--- start EXERCISE DATA ---

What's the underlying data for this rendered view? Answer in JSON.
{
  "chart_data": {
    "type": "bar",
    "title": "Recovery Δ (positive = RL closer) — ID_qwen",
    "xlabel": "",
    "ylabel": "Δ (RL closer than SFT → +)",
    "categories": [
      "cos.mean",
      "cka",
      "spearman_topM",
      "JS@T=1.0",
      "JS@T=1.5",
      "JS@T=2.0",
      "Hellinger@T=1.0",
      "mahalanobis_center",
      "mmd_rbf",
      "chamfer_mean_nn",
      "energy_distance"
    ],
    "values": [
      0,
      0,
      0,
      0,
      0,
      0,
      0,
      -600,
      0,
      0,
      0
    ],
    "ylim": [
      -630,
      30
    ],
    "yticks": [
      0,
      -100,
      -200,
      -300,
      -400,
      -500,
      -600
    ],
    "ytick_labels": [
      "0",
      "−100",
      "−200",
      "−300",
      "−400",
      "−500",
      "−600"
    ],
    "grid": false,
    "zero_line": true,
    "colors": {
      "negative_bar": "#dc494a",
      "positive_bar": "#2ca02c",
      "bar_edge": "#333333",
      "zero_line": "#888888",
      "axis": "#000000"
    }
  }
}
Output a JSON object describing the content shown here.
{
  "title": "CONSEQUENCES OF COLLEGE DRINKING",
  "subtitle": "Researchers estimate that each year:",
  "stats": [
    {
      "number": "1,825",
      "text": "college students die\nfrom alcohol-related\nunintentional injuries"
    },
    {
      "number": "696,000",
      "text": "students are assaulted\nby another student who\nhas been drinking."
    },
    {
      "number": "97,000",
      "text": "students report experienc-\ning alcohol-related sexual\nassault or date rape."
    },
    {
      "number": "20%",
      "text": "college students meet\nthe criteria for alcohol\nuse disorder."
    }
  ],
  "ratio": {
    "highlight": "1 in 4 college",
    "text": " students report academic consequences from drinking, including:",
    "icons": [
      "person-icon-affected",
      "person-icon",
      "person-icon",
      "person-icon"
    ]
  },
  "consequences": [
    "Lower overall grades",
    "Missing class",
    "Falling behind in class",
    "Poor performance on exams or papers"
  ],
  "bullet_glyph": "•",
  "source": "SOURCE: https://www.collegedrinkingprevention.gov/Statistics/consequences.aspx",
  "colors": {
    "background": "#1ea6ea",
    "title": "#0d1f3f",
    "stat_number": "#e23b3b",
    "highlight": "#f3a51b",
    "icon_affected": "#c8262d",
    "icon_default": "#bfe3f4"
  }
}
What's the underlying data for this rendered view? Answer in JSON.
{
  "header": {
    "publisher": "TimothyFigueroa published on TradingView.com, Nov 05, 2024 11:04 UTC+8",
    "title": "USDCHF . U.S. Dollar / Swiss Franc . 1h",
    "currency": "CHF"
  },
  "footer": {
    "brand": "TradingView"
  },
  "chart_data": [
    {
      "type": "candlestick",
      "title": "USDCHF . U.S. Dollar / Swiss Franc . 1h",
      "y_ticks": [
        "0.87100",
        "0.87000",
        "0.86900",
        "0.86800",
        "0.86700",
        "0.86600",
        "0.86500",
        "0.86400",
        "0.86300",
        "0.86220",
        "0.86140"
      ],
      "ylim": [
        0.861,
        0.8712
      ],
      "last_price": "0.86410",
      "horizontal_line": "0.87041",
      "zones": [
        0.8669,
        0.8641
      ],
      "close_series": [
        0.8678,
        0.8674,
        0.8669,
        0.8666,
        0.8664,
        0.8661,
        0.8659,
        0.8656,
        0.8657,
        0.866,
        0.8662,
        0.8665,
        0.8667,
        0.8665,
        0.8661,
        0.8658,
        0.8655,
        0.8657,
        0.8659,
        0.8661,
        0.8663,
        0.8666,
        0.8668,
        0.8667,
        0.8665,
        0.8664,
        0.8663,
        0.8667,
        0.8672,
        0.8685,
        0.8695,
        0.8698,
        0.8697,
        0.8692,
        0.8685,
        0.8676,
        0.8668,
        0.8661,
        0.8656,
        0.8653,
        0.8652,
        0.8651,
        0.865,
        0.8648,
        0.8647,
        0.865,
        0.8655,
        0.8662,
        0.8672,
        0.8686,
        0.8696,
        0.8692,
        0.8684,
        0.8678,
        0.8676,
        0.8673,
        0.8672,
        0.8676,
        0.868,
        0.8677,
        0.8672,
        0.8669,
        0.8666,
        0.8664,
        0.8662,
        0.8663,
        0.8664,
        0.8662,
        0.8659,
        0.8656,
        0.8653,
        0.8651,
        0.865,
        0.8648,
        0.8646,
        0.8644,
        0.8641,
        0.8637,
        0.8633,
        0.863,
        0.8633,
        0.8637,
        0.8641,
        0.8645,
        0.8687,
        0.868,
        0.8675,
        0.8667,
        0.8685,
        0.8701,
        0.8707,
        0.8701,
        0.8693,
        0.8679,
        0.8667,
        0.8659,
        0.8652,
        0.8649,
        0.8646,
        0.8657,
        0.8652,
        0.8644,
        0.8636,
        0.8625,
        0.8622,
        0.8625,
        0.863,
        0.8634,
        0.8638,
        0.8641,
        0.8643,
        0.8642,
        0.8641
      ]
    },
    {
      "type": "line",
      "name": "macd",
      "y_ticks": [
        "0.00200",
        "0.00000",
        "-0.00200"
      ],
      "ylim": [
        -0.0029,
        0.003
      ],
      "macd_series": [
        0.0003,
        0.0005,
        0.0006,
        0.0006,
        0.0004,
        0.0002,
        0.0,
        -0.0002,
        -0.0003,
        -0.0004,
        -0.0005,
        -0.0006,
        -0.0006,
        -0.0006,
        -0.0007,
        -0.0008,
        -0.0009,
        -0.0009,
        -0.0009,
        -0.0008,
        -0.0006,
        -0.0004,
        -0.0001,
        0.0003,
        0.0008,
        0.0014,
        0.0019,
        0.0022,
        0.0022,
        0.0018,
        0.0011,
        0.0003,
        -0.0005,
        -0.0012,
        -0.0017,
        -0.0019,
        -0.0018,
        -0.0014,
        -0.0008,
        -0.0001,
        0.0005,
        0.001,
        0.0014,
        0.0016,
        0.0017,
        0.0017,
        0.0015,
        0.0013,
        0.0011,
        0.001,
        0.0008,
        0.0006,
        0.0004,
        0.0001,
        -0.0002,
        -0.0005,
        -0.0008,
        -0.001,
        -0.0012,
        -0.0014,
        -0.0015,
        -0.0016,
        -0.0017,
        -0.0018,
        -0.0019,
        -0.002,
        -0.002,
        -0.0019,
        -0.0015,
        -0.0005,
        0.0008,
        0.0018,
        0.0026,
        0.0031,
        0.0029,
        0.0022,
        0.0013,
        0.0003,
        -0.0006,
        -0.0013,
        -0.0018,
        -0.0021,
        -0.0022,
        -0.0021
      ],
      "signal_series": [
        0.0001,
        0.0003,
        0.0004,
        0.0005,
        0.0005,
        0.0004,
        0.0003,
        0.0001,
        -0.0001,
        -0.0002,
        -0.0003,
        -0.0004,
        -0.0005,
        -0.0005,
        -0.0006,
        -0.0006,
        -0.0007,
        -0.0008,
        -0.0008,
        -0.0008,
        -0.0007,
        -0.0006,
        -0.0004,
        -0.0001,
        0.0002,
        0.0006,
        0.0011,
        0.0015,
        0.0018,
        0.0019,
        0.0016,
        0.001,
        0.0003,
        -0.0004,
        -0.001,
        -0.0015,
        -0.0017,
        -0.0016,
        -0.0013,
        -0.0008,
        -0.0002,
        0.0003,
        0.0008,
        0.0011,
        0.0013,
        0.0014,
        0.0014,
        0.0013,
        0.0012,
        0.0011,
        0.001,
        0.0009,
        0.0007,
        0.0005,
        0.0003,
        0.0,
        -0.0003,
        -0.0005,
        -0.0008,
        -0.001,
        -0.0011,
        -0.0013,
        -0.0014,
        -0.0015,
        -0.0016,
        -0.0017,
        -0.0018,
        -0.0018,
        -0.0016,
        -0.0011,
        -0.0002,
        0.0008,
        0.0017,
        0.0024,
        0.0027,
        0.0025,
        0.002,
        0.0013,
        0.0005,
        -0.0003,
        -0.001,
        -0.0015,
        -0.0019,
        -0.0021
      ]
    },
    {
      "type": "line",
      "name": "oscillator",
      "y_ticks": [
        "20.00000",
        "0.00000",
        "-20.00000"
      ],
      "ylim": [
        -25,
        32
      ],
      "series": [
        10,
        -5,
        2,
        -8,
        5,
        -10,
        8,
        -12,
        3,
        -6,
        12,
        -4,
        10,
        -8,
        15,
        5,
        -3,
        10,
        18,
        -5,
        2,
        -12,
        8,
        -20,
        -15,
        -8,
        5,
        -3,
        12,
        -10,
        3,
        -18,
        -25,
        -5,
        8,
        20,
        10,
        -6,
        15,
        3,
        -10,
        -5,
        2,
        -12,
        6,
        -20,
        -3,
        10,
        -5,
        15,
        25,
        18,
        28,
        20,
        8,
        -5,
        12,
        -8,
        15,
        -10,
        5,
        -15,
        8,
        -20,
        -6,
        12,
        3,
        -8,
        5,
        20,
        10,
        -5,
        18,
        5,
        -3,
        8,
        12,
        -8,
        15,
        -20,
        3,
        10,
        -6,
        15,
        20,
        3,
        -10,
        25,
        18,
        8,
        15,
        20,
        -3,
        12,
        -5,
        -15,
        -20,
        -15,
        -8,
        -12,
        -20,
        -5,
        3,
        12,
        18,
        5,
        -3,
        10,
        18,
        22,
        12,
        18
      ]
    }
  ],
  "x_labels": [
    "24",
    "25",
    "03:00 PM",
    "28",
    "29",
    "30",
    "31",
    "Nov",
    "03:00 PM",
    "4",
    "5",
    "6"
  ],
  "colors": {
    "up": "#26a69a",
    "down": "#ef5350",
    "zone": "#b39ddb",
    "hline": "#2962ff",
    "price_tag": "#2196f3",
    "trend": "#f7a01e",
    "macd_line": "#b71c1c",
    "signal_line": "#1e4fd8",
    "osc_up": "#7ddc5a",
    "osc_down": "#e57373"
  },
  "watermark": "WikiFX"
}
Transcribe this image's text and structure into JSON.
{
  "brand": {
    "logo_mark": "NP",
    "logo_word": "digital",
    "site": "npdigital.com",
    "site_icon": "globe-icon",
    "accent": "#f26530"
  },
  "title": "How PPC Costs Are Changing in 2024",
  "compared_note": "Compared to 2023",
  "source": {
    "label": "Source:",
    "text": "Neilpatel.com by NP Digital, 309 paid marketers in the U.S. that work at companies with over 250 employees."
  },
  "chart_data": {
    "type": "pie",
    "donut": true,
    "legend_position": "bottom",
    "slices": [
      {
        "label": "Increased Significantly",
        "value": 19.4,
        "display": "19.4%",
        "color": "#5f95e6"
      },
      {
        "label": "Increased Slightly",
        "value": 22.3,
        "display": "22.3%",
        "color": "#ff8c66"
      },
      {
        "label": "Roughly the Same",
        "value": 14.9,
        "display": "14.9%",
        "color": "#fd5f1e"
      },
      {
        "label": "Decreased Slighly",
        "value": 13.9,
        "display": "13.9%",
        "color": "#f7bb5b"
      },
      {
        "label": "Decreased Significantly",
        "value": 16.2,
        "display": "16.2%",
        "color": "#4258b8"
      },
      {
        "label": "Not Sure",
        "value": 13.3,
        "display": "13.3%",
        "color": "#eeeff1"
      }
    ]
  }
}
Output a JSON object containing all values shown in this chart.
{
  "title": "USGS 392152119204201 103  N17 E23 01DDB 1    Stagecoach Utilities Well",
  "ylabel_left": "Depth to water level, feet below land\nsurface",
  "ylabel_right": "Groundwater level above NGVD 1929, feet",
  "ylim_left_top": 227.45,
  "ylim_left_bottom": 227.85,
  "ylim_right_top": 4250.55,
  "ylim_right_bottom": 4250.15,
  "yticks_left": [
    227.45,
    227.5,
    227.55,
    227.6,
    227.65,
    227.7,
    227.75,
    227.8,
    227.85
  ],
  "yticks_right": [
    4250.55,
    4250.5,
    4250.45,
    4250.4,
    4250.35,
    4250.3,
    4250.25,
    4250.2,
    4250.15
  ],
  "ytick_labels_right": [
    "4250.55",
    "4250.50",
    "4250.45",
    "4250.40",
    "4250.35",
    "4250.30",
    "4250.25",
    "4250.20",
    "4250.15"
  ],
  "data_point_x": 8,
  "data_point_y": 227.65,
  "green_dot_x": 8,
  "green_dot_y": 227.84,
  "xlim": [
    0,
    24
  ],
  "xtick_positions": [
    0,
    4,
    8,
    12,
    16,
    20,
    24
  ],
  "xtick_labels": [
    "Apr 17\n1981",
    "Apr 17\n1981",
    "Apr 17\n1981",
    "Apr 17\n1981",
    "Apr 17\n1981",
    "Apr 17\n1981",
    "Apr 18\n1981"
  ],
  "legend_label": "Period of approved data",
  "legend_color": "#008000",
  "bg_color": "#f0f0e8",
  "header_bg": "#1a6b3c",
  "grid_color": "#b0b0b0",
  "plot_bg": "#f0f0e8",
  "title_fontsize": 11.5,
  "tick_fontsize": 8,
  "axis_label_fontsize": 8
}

--- end EXERCISE DATA ---

- **WHAT IS EXPECTED**
Copy each line of the records above that carries the word "JSON".

- **TASK RESULT**
What's the underlying data for this rendered view? Answer in JSON.
Output a JSON object describing the content shown here.
What's the underlying data for this rendered view? Answer in JSON.
Transcribe this image's text and structure into JSON.
Output a JSON object containing all values shown in this chart.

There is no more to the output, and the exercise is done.